[START]

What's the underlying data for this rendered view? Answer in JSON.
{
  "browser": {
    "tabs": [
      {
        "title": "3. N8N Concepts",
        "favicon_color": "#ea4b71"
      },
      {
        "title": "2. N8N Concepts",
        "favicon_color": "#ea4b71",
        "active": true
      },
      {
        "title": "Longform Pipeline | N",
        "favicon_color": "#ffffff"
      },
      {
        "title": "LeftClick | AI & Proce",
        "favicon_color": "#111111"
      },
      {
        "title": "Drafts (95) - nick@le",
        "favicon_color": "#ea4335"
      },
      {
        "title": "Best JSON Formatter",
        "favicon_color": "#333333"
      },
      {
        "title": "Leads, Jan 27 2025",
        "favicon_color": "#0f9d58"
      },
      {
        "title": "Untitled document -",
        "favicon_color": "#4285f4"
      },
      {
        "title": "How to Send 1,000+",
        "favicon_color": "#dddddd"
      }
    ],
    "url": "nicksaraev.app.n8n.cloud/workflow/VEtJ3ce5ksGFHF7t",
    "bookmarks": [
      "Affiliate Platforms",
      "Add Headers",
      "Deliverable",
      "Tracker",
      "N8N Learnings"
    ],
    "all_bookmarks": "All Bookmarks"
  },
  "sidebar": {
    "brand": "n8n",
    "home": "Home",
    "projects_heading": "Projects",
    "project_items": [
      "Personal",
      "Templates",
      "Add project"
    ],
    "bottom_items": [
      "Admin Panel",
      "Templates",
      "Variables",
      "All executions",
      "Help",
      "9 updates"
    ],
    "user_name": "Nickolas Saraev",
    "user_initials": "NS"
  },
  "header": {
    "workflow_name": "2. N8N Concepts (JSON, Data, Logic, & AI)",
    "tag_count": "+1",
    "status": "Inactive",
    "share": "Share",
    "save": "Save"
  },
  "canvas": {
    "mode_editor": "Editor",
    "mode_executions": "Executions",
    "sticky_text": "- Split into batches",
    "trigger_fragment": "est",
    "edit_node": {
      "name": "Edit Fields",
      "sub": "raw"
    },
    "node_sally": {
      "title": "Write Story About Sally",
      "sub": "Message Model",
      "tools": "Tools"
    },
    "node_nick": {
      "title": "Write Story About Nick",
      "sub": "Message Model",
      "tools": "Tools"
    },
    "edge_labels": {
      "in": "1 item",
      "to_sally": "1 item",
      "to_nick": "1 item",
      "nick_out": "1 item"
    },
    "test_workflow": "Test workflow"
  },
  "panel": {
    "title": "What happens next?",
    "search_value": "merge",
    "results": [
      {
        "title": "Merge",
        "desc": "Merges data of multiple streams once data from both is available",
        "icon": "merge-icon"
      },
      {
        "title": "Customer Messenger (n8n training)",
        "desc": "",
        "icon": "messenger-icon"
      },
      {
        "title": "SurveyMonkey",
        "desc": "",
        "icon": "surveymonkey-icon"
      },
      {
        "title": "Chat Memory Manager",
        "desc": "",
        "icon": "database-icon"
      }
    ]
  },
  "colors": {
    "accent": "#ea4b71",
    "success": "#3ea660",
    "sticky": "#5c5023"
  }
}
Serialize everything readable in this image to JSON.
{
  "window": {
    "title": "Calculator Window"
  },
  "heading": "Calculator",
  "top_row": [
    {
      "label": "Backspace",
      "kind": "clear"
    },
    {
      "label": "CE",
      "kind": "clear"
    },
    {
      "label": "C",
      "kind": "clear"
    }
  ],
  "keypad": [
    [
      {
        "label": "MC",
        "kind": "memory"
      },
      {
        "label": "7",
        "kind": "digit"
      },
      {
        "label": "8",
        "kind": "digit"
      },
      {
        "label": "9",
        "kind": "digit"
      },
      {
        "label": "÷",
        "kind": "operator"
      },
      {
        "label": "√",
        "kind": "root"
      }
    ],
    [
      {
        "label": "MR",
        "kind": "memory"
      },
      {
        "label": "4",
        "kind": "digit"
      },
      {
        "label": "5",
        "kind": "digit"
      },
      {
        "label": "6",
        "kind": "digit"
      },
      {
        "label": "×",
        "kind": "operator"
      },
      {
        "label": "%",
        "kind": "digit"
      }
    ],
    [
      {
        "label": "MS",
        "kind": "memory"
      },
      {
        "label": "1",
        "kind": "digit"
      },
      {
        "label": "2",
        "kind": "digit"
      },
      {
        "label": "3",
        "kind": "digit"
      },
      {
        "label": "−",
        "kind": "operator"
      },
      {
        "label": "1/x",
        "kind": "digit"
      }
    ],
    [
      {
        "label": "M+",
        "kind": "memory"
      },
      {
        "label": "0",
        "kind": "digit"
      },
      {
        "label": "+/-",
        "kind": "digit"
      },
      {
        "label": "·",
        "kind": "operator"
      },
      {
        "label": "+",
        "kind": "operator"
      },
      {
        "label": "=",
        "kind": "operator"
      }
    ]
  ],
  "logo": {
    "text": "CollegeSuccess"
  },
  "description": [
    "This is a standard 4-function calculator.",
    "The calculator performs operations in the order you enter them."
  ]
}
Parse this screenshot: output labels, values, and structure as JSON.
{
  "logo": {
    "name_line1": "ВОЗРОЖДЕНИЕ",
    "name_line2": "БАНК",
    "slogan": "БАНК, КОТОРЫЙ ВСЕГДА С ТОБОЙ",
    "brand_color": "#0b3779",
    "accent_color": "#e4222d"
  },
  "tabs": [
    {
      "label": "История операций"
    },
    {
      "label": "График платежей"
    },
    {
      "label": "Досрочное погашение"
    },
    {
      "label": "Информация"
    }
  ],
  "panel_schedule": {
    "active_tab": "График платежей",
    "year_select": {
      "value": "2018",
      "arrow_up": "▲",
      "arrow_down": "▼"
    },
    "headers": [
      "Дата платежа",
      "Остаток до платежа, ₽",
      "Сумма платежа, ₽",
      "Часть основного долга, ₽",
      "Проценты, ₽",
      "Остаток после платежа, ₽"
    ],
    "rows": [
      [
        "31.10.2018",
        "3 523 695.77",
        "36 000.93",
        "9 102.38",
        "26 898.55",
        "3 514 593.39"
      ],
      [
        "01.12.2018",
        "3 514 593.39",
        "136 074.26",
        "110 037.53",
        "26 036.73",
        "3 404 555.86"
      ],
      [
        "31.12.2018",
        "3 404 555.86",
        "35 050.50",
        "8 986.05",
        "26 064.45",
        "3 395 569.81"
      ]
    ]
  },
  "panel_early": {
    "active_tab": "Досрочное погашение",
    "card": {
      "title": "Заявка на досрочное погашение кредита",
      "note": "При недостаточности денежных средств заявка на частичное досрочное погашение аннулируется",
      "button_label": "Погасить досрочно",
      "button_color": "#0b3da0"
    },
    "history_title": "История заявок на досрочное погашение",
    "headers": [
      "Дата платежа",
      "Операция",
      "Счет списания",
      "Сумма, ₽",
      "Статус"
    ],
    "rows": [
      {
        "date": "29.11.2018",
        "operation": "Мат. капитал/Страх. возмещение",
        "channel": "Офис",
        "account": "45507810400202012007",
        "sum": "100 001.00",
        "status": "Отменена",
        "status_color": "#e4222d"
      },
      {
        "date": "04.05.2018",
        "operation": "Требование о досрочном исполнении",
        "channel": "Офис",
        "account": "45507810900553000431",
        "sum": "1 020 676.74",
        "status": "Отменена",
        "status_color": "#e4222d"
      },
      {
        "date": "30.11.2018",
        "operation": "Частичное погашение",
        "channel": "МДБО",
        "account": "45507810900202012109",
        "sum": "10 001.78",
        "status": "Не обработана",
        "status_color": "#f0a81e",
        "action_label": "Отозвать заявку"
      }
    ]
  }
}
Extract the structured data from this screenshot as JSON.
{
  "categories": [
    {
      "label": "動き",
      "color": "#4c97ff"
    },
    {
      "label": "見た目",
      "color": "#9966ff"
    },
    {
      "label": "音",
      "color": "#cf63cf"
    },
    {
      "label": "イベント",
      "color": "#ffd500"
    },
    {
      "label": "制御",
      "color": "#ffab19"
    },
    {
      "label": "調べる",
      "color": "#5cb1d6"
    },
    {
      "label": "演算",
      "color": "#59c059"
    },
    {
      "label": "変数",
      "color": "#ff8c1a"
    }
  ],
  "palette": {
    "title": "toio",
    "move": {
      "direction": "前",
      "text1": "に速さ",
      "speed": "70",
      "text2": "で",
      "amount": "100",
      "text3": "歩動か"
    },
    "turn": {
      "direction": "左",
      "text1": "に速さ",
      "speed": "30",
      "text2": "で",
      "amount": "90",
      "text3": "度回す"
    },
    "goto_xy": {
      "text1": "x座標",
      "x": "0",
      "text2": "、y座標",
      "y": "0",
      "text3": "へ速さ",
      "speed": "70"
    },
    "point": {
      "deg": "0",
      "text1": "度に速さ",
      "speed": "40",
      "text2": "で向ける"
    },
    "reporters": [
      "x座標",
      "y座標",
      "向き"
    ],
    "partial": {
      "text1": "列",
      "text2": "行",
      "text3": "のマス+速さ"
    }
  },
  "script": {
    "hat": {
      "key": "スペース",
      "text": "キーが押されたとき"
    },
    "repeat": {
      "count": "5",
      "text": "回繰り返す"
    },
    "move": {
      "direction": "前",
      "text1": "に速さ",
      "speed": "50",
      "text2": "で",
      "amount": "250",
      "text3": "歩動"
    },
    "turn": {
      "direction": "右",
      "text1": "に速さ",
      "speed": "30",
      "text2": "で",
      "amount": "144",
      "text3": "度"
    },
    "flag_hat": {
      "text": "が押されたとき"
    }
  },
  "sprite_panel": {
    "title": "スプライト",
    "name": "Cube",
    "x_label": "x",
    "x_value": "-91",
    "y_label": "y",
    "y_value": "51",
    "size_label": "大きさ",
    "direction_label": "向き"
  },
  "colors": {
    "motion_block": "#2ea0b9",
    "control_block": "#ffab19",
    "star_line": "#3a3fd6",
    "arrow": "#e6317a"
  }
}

[END]

Pick out each line containing the string "погашение" and copy it.

      "label": "Досрочное погашение"
    "active_tab": "Досрочное погашение",
      "title": "Заявка на досрочное погашение кредита",
      "note": "При недостаточности денежных средств заявка на частичное досрочное погашение аннулируется",
    "history_title": "История заявок на досрочное погашение",
        "operation": "Частичное погашение",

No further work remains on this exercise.